### REQUIREMENTS
Write out each of the rows below, reproducing every line without any alteration.

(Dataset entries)
........

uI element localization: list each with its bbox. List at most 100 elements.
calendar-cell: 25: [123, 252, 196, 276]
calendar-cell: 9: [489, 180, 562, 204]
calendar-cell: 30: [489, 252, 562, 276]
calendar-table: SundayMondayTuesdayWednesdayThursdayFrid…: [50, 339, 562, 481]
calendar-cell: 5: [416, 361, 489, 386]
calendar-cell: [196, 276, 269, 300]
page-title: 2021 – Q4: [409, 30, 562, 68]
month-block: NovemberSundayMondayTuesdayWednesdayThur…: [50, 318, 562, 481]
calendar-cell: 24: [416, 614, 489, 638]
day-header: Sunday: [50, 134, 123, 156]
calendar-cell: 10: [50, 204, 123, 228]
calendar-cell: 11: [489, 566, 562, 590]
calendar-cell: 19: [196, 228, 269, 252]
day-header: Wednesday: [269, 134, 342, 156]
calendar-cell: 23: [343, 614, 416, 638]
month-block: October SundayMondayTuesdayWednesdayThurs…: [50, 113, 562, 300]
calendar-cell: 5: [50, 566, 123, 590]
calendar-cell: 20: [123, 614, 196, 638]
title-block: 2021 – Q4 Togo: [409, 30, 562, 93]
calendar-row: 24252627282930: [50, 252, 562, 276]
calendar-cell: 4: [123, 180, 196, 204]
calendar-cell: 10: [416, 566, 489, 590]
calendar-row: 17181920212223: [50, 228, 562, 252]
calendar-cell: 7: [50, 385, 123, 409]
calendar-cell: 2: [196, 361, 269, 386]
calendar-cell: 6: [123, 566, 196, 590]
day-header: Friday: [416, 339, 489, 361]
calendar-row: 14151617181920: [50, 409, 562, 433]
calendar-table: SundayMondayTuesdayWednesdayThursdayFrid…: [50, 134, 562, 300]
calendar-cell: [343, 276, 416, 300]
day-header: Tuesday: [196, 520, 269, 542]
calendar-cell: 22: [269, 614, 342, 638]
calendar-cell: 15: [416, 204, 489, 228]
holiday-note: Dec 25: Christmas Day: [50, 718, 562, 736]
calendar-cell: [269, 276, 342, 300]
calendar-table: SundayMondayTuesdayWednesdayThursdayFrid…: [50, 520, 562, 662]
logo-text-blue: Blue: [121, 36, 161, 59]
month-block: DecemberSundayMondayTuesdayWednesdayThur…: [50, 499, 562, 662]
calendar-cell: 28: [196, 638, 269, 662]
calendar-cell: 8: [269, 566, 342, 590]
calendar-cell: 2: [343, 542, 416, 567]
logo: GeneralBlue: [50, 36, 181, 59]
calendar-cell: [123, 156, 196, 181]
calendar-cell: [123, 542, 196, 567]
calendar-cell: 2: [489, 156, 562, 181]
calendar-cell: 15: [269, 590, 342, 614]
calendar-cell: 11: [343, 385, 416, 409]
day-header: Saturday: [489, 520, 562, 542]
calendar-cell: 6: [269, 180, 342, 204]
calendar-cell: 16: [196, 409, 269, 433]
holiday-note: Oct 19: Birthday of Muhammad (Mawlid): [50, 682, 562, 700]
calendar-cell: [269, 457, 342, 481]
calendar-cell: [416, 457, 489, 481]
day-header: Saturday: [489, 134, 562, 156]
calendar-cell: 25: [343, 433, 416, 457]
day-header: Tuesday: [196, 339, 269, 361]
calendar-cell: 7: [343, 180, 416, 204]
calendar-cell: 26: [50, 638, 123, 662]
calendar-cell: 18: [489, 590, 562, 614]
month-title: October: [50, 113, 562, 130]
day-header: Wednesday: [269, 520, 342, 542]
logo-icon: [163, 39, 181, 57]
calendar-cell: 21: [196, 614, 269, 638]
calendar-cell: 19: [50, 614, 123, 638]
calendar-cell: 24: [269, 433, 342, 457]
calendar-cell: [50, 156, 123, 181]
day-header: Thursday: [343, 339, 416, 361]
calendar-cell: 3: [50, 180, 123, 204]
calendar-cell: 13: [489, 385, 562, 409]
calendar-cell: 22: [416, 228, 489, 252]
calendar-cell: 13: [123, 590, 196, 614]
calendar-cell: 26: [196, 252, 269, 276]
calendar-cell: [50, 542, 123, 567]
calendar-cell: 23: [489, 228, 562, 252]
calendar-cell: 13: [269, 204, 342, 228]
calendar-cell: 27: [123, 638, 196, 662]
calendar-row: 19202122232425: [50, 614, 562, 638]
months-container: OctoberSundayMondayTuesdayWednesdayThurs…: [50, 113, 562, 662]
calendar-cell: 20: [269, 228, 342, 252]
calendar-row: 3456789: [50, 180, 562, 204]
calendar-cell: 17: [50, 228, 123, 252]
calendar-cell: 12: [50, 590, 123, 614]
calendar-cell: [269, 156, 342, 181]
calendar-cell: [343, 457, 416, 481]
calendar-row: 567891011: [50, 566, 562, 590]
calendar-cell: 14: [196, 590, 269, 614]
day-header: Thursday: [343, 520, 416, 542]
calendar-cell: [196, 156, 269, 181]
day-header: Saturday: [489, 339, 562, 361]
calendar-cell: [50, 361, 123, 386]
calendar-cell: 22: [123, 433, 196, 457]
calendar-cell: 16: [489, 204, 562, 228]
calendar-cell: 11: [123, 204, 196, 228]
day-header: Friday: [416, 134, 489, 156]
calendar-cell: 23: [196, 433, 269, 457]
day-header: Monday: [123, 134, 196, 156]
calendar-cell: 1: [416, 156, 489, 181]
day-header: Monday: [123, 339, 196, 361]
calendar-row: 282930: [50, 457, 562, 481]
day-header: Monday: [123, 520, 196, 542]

........

### ANSWER TO THIS EXERCISE
uI element localization: list each with its bbox. List at most 100 elements.
calendar-cell: 25: [123, 252, 196, 276]
calendar-cell: 9: [489, 180, 562, 204]
calendar-cell: 30: [489, 252, 562, 276]
calendar-table: SundayMondayTuesdayWednesdayThursdayFrid…: [50, 339, 562, 481]
calendar-cell: 5: [416, 361, 489, 386]
calendar-cell: [196, 276, 269, 300]
page-title: 2021 – Q4: [409, 30, 562, 68]
month-block: NovemberSundayMondayTuesdayWednesdayThur…: [50, 318, 562, 481]
calendar-cell: 24: [416, 614, 489, 638]
day-header: Sunday: [50, 134, 123, 156]
calendar-cell: 10: [50, 204, 123, 228]
calendar-cell: 11: [489, 566, 562, 590]
calendar-cell: 19: [196, 228, 269, 252]
day-header: Wednesday: [269, 134, 342, 156]
calendar-cell: 23: [343, 614, 416, 638]
month-block: October SundayMondayTuesdayWednesdayThurs…: [50, 113, 562, 300]
calendar-cell: 5: [50, 566, 123, 590]
calendar-cell: 20: [123, 614, 196, 638]
title-block: 2021 – Q4 Togo: [409, 30, 562, 93]
calendar-row: 24252627282930: [50, 252, 562, 276]
calendar-cell: 4: [123, 180, 196, 204]
calendar-cell: 10: [416, 566, 489, 590]
calendar-row: 17181920212223: [50, 228, 562, 252]
calendar-cell: 7: [50, 385, 123, 409]
calendar-cell: 2: [196, 361, 269, 386]
calendar-cell: 6: [123, 566, 196, 590]
day-header: Friday: [416, 339, 489, 361]
calendar-row: 14151617181920: [50, 409, 562, 433]
calendar-table: SundayMondayTuesdayWednesdayThursdayFrid…: [50, 134, 562, 300]
calendar-cell: [343, 276, 416, 300]
day-header: Tuesday: [196, 520, 269, 542]
calendar-cell: 22: [269, 614, 342, 638]
calendar-cell: 15: [416, 204, 489, 228]
holiday-note: Dec 25: Christmas Day: [50, 718, 562, 736]
calendar-cell: [269, 276, 342, 300]
calendar-table: SundayMondayTuesdayWednesdayThursdayFrid…: [50, 520, 562, 662]
logo-text-blue: Blue: [121, 36, 161, 59]
month-block: DecemberSundayMondayTuesdayWednesdayThur…: [50, 499, 562, 662]
calendar-cell: 28: [196, 638, 269, 662]
calendar-cell: 8: [269, 566, 342, 590]
calendar-cell: 2: [343, 542, 416, 567]
logo: GeneralBlue: [50, 36, 181, 59]
calendar-cell: [123, 156, 196, 181]
calendar-cell: [123, 542, 196, 567]
calendar-cell: 2: [489, 156, 562, 181]
calendar-cell: 15: [269, 590, 342, 614]
calendar-cell: 11: [343, 385, 416, 409]
day-header: Saturday: [489, 520, 562, 542]
calendar-cell: 6: [269, 180, 342, 204]
calendar-cell: 16: [196, 409, 269, 433]
holiday-note: Oct 19: Birthday of Muhammad (Mawlid): [50, 682, 562, 700]
calendar-cell: [269, 457, 342, 481]
calendar-cell: [416, 457, 489, 481]
day-header: Saturday: [489, 134, 562, 156]
calendar-cell: 25: [343, 433, 416, 457]
day-header: Tuesday: [196, 339, 269, 361]
calendar-cell: 7: [343, 180, 416, 204]
calendar-cell: 26: [50, 638, 123, 662]
calendar-cell: 18: [489, 590, 562, 614]
month-title: October: [50, 113, 562, 130]
day-header: Wednesday: [269, 520, 342, 542]
logo-icon: [163, 39, 181, 57]
calendar-cell: 21: [196, 614, 269, 638]
calendar-cell: 19: [50, 614, 123, 638]
calendar-cell: 24: [269, 433, 342, 457]
calendar-cell: [50, 156, 123, 181]
day-header: Thursday: [343, 339, 416, 361]
calendar-cell: 3: [50, 180, 123, 204]
calendar-cell: 13: [489, 385, 562, 409]
calendar-cell: 22: [416, 228, 489, 252]
calendar-cell: 13: [123, 590, 196, 614]
calendar-cell: 26: [196, 252, 269, 276]
calendar-cell: [50, 542, 123, 567]
calendar-cell: 23: [489, 228, 562, 252]
calendar-cell: 13: [269, 204, 342, 228]
calendar-cell: 27: [123, 638, 196, 662]
calendar-row: 19202122232425: [50, 614, 562, 638]
months-container: OctoberSundayMondayTuesdayWednesdayThurs…: [50, 113, 562, 662]
calendar-cell: 20: [269, 228, 342, 252]
calendar-row: 3456789: [50, 180, 562, 204]
calendar-cell: 17: [50, 228, 123, 252]
calendar-cell: 12: [50, 590, 123, 614]
calendar-cell: [269, 156, 342, 181]
calendar-cell: [343, 457, 416, 481]
calendar-row: 567891011: [50, 566, 562, 590]
calendar-cell: 14: [196, 590, 269, 614]
day-header: Thursday: [343, 520, 416, 542]
calendar-cell: [196, 156, 269, 181]
day-header: Saturday: [489, 339, 562, 361]
calendar-cell: [50, 361, 123, 386]
calendar-cell: 22: [123, 433, 196, 457]
calendar-cell: 16: [489, 204, 562, 228]
calendar-cell: 11: [123, 204, 196, 228]
day-header: Friday: [416, 134, 489, 156]
calendar-cell: 23: [196, 433, 269, 457]
day-header: Monday: [123, 134, 196, 156]
calendar-cell: 1: [416, 156, 489, 181]
day-header: Monday: [123, 339, 196, 361]
calendar-row: 282930: [50, 457, 562, 481]
day-header: Monday: [123, 520, 196, 542]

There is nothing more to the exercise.